* **Do this**
All of the material below is to be restated word for word, apart from the pictures.

* **Supplied material**
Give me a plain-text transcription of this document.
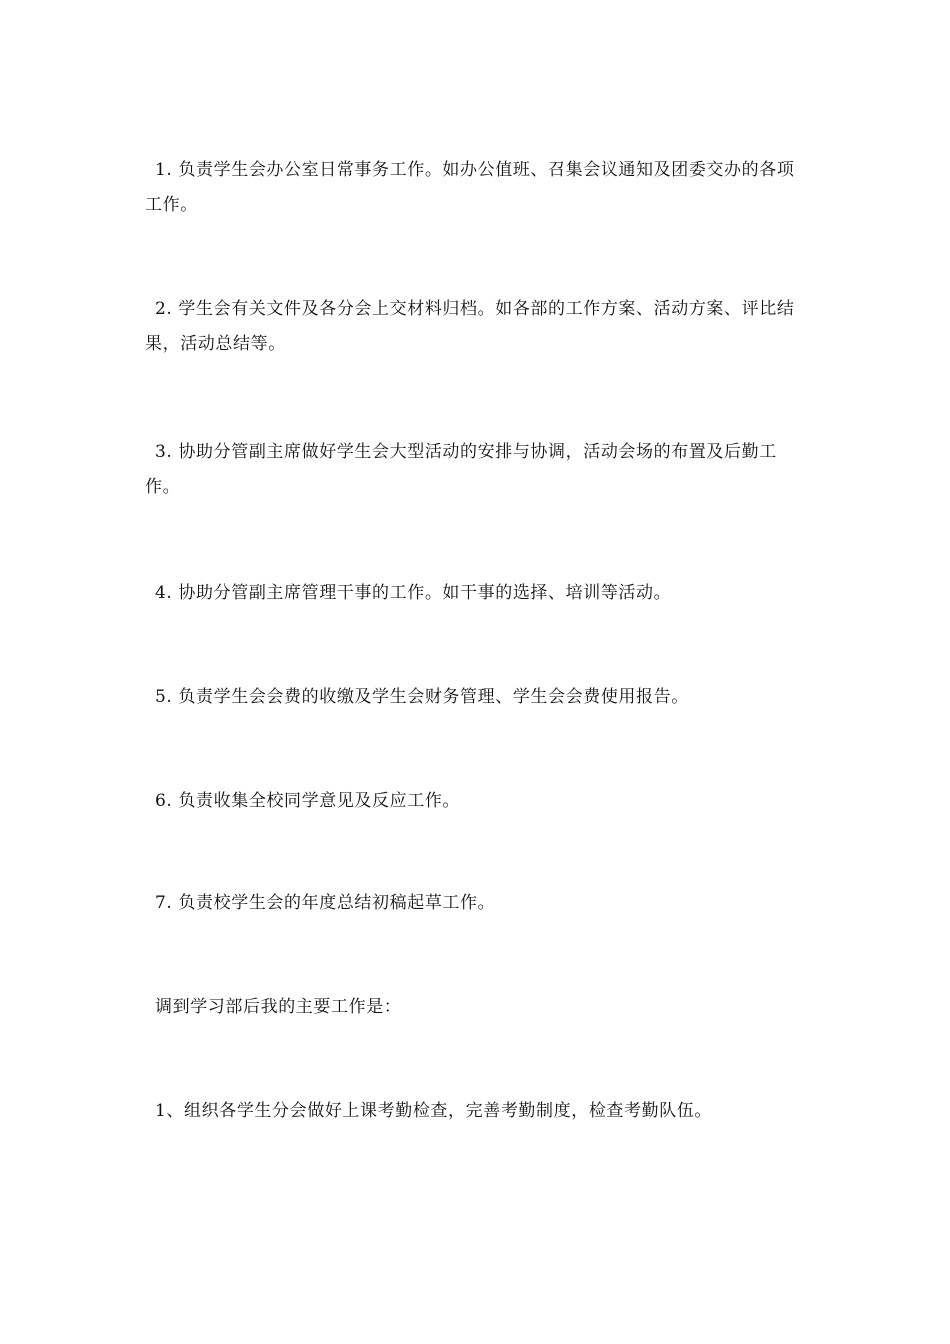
1. 负责学生会办公室日常事务工作。如办公值班、召集会议通知及团委交办的各项工作。

2. 学生会有关文件及各分会上交材料归档。如各部的工作方案、活动方案、评比结果，活动总结等。

3. 协助分管副主席做好学生会大型活动的安排与协调，活动会场的布置及后勤工作。

4. 协助分管副主席管理干事的工作。如干事的选择、培训等活动。

5. 负责学生会会费的收缴及学生会财务管理、学生会会费使用报告。

6. 负责收集全校同学意见及反应工作。

7. 负责校学生会的年度总结初稿起草工作。

调到学习部后我的主要工作是：

1、组织各学生分会做好上课考勤检查，完善考勤制度，检查考勤队伍。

* **Final answer**
Give me a plain-text transcription of this document.
1. 负责学生会办公室日常事务工作。如办公值班、召集会议通知及团委交办的各项工作。

2. 学生会有关文件及各分会上交材料归档。如各部的工作方案、活动方案、评比结果，活动总结等。

3. 协助分管副主席做好学生会大型活动的安排与协调，活动会场的布置及后勤工作。

4. 协助分管副主席管理干事的工作。如干事的选择、培训等活动。

5. 负责学生会会费的收缴及学生会财务管理、学生会会费使用报告。

6. 负责收集全校同学意见及反应工作。

7. 负责校学生会的年度总结初稿起草工作。

调到学习部后我的主要工作是：

1、组织各学生分会做好上课考勤检查，完善考勤制度，检查考勤队伍。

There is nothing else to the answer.